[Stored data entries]
══════════════════════════════

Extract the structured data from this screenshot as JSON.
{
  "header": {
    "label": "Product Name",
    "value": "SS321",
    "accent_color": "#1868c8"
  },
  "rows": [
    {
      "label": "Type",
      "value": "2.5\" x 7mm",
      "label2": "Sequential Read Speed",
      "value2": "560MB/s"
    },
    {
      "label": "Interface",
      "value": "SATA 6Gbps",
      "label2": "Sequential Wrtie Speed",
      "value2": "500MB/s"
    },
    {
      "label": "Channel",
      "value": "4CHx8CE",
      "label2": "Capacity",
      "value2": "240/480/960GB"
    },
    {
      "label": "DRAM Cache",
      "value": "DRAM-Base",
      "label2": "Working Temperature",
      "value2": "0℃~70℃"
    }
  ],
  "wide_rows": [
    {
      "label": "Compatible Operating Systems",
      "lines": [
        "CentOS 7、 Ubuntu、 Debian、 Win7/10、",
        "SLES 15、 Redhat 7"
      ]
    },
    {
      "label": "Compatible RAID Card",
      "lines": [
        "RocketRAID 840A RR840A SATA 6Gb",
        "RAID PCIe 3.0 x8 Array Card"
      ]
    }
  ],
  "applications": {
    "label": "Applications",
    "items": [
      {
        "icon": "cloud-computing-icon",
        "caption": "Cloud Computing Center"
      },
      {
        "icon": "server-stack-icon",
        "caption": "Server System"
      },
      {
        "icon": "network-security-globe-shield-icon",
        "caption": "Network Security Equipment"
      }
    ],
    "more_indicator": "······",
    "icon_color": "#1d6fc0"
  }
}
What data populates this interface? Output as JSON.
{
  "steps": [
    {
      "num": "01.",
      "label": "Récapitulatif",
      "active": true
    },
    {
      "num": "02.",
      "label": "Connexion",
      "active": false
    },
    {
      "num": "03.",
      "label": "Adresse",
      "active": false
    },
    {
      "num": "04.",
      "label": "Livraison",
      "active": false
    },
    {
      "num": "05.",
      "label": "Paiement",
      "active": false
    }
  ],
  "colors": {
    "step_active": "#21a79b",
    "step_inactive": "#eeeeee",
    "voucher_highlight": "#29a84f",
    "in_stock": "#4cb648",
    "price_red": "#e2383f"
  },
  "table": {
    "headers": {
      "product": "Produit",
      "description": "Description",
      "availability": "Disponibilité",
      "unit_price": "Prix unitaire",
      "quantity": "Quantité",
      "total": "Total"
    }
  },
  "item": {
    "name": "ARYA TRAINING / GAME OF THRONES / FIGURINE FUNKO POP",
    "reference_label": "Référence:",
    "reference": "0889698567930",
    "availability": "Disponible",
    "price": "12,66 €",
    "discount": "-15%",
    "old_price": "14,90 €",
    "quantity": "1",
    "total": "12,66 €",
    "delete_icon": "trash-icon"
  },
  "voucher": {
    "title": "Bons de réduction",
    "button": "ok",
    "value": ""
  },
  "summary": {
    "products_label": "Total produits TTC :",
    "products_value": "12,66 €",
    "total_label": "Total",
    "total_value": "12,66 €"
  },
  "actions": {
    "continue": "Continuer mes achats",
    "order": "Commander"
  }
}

══════════════════════════════

▶ [WORK REQUIRED]:
Repeat the records exactly, including every line.

▶ [TASK RESPONSE]:
Extract the structured data from this screenshot as JSON.
{
  "header": {
    "label": "Product Name",
    "value": "SS321",
    "accent_color": "#1868c8"
  },
  "rows": [
    {
      "label": "Type",
      "value": "2.5\" x 7mm",
      "label2": "Sequential Read Speed",
      "value2": "560MB/s"
    },
    {
      "label": "Interface",
      "value": "SATA 6Gbps",
      "label2": "Sequential Wrtie Speed",
      "value2": "500MB/s"
    },
    {
      "label": "Channel",
      "value": "4CHx8CE",
      "label2": "Capacity",
      "value2": "240/480/960GB"
    },
    {
      "label": "DRAM Cache",
      "value": "DRAM-Base",
      "label2": "Working Temperature",
      "value2": "0℃~70℃"
    }
  ],
  "wide_rows": [
    {
      "label": "Compatible Operating Systems",
      "lines": [
        "CentOS 7、 Ubuntu、 Debian、 Win7/10、",
        "SLES 15、 Redhat 7"
      ]
    },
    {
      "label": "Compatible RAID Card",
      "lines": [
        "RocketRAID 840A RR840A SATA 6Gb",
        "RAID PCIe 3.0 x8 Array Card"
      ]
    }
  ],
  "applications": {
    "label": "Applications",
    "items": [
      {
        "icon": "cloud-computing-icon",
        "caption": "Cloud Computing Center"
      },
      {
        "icon": "server-stack-icon",
        "caption": "Server System"
      },
      {
        "icon": "network-security-globe-shield-icon",
        "caption": "Network Security Equipment"
      }
    ],
    "more_indicator": "······",
    "icon_color": "#1d6fc0"
  }
}
What data populates this interface? Output as JSON.
{
  "steps": [
    {
      "num": "01.",
      "label": "Récapitulatif",
      "active": true
    },
    {
      "num": "02.",
      "label": "Connexion",
      "active": false
    },
    {
      "num": "03.",
      "label": "Adresse",
      "active": false
    },
    {
      "num": "04.",
      "label": "Livraison",
      "active": false
    },
    {
      "num": "05.",
      "label": "Paiement",
      "active": false
    }
  ],
  "colors": {
    "step_active": "#21a79b",
    "step_inactive": "#eeeeee",
    "voucher_highlight": "#29a84f",
    "in_stock": "#4cb648",
    "price_red": "#e2383f"
  },
  "table": {
    "headers": {
      "product": "Produit",
      "description": "Description",
      "availability": "Disponibilité",
      "unit_price": "Prix unitaire",
      "quantity": "Quantité",
      "total": "Total"
    }
  },
  "item": {
    "name": "ARYA TRAINING / GAME OF THRONES / FIGURINE FUNKO POP",
    "reference_label": "Référence:",
    "reference": "0889698567930",
    "availability": "Disponible",
    "price": "12,66 €",
    "discount": "-15%",
    "old_price": "14,90 €",
    "quantity": "1",
    "total": "12,66 €",
    "delete_icon": "trash-icon"
  },
  "voucher": {
    "title": "Bons de réduction",
    "button": "ok",
    "value": ""
  },
  "summary": {
    "products_label": "Total produits TTC :",
    "products_value": "12,66 €",
    "total_label": "Total",
    "total_value": "12,66 €"
  },
  "actions": {
    "continue": "Continuer mes achats",
    "order": "Commander"
  }
}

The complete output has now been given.